::: MATERIALS PROVIDED

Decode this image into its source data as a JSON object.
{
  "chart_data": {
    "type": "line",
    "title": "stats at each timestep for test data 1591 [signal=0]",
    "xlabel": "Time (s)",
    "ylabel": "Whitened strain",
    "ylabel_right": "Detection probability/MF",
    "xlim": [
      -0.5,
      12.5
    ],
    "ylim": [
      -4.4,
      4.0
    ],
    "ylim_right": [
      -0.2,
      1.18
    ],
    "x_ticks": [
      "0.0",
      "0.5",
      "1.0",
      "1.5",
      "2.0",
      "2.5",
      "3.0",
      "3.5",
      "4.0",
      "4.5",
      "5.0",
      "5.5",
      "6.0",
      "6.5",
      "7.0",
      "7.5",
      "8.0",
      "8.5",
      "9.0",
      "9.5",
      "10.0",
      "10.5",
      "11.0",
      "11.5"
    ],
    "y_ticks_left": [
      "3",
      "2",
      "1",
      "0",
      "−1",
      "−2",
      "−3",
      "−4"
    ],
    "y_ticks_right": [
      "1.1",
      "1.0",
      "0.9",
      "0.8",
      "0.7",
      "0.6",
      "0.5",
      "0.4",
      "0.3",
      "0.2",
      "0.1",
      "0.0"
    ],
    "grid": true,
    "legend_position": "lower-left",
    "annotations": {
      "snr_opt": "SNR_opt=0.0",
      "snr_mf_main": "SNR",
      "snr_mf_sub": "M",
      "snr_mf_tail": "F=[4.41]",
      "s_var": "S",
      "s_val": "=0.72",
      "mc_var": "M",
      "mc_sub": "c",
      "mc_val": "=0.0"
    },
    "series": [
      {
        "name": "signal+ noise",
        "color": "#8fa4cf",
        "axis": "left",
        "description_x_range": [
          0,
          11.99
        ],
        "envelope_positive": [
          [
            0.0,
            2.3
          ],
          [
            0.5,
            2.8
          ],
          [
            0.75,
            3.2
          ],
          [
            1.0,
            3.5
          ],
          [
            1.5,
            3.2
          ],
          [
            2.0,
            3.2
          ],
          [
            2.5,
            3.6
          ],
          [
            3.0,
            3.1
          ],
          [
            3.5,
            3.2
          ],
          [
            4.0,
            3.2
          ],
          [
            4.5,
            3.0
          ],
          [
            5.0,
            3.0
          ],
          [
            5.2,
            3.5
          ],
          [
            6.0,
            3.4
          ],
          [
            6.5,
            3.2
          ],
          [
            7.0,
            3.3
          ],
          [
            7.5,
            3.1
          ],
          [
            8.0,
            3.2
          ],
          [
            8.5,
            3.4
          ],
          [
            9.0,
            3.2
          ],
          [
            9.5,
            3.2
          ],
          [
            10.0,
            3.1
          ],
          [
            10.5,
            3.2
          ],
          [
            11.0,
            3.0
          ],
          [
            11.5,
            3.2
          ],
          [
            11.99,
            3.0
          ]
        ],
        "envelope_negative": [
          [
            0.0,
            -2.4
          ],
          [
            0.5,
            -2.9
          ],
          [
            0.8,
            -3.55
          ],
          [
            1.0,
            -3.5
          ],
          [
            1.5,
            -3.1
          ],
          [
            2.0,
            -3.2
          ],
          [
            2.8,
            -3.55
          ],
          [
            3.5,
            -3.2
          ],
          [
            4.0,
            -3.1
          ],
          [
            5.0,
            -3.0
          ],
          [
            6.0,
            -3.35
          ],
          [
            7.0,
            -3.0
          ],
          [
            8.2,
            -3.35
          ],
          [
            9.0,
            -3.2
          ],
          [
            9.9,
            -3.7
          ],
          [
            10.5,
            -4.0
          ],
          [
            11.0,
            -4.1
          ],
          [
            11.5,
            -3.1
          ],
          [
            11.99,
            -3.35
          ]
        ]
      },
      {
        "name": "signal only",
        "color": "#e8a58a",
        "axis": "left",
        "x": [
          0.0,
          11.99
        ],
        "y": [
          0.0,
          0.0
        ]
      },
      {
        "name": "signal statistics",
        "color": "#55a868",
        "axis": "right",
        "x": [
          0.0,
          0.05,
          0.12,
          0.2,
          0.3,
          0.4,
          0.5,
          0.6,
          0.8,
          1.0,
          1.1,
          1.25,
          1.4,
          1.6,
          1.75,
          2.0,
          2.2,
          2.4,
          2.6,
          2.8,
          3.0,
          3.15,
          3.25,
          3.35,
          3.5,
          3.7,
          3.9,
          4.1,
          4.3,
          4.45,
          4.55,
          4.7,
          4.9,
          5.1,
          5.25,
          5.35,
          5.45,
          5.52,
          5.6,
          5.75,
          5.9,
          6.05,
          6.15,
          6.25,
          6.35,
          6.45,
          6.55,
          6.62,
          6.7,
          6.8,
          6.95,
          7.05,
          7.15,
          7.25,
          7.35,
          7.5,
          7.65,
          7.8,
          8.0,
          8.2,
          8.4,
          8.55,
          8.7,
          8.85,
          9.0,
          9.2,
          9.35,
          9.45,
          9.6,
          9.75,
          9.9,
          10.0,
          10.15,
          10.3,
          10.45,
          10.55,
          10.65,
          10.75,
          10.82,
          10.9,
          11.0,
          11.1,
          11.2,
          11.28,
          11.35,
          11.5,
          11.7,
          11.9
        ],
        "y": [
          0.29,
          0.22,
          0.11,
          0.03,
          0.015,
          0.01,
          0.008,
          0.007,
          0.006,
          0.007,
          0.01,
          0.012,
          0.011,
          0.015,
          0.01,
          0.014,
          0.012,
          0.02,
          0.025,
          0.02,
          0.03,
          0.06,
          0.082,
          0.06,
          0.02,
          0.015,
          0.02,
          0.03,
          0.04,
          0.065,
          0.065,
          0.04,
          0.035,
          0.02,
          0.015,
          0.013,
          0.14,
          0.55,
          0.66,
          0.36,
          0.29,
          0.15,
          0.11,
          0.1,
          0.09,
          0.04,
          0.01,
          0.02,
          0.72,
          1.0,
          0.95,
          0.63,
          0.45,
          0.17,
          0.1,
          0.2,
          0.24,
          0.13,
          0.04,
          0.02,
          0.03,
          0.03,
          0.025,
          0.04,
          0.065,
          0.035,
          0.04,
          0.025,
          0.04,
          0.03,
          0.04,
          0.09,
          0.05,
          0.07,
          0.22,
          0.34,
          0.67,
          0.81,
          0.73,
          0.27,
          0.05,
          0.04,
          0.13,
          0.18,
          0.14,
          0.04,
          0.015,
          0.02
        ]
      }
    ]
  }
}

::::::

▶ GIVEN EXERCISE
Using the material above, count the lines containing the word "color". Reply with the number alone.

▶ CORRECT ANSWER
3